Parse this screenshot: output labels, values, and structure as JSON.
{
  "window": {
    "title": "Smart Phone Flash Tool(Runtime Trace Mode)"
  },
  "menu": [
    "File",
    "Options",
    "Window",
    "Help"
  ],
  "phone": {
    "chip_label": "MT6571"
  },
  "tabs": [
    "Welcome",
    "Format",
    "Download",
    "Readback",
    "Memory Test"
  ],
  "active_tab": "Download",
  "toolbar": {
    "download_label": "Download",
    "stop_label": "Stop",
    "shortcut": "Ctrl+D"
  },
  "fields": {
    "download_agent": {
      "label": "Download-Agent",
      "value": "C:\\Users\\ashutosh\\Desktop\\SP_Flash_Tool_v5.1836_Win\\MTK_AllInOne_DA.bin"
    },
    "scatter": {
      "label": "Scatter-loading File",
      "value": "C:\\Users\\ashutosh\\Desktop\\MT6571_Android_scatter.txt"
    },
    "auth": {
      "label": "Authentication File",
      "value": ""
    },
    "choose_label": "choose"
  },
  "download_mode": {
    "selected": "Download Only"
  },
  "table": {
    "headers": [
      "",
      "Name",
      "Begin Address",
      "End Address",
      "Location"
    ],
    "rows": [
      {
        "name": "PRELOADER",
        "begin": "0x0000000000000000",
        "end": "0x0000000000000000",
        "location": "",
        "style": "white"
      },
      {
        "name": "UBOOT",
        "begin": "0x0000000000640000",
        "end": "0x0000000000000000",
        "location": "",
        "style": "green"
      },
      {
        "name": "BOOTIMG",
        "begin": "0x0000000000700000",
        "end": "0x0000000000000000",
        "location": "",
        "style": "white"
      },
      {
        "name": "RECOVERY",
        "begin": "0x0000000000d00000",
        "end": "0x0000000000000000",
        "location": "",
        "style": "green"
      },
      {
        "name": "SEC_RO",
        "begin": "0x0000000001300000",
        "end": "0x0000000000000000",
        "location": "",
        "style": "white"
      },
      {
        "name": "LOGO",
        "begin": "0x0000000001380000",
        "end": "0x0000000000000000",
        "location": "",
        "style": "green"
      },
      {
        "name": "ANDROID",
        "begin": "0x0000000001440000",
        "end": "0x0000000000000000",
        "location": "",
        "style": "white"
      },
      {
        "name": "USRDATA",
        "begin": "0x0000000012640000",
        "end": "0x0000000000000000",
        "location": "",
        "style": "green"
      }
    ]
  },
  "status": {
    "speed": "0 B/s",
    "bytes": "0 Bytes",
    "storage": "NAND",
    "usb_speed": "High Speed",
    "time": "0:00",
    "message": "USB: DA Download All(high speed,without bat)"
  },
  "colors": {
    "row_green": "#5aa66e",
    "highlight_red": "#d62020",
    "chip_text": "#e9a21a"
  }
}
━━━
Objective = The records above should all be quoted exactly, please.

Problem solution =
Parse this screenshot: output labels, values, and structure as JSON.
{
  "window": {
    "title": "Smart Phone Flash Tool(Runtime Trace Mode)"
  },
  "menu": [
    "File",
    "Options",
    "Window",
    "Help"
  ],
  "phone": {
    "chip_label": "MT6571"
  },
  "tabs": [
    "Welcome",
    "Format",
    "Download",
    "Readback",
    "Memory Test"
  ],
  "active_tab": "Download",
  "toolbar": {
    "download_label": "Download",
    "stop_label": "Stop",
    "shortcut": "Ctrl+D"
  },
  "fields": {
    "download_agent": {
      "label": "Download-Agent",
      "value": "C:\\Users\\ashutosh\\Desktop\\SP_Flash_Tool_v5.1836_Win\\MTK_AllInOne_DA.bin"
    },
    "scatter": {
      "label": "Scatter-loading File",
      "value": "C:\\Users\\ashutosh\\Desktop\\MT6571_Android_scatter.txt"
    },
    "auth": {
      "label": "Authentication File",
      "value": ""
    },
    "choose_label": "choose"
  },
  "download_mode": {
    "selected": "Download Only"
  },
  "table": {
    "headers": [
      "",
      "Name",
      "Begin Address",
      "End Address",
      "Location"
    ],
    "rows": [
      {
        "name": "PRELOADER",
        "begin": "0x0000000000000000",
        "end": "0x0000000000000000",
        "location": "",
        "style": "white"
      },
      {
        "name": "UBOOT",
        "begin": "0x0000000000640000",
        "end": "0x0000000000000000",
        "location": "",
        "style": "green"
      },
      {
        "name": "BOOTIMG",
        "begin": "0x0000000000700000",
        "end": "0x0000000000000000",
        "location": "",
        "style": "white"
      },
      {
        "name": "RECOVERY",
        "begin": "0x0000000000d00000",
        "end": "0x0000000000000000",
        "location": "",
        "style": "green"
      },
      {
        "name": "SEC_RO",
        "begin": "0x0000000001300000",
        "end": "0x0000000000000000",
        "location": "",
        "style": "white"
      },
      {
        "name": "LOGO",
        "begin": "0x0000000001380000",
        "end": "0x0000000000000000",
        "location": "",
        "style": "green"
      },
      {
        "name": "ANDROID",
        "begin": "0x0000000001440000",
        "end": "0x0000000000000000",
        "location": "",
        "style": "white"
      },
      {
        "name": "USRDATA",
        "begin": "0x0000000012640000",
        "end": "0x0000000000000000",
        "location": "",
        "style": "green"
      }
    ]
  },
  "status": {
    "speed": "0 B/s",
    "bytes": "0 Bytes",
    "storage": "NAND",
    "usb_speed": "High Speed",
    "time": "0:00",
    "message": "USB: DA Download All(high speed,without bat)"
  },
  "colors": {
    "row_green": "#5aa66e",
    "highlight_red": "#d62020",
    "chip_text": "#e9a21a"
  }
}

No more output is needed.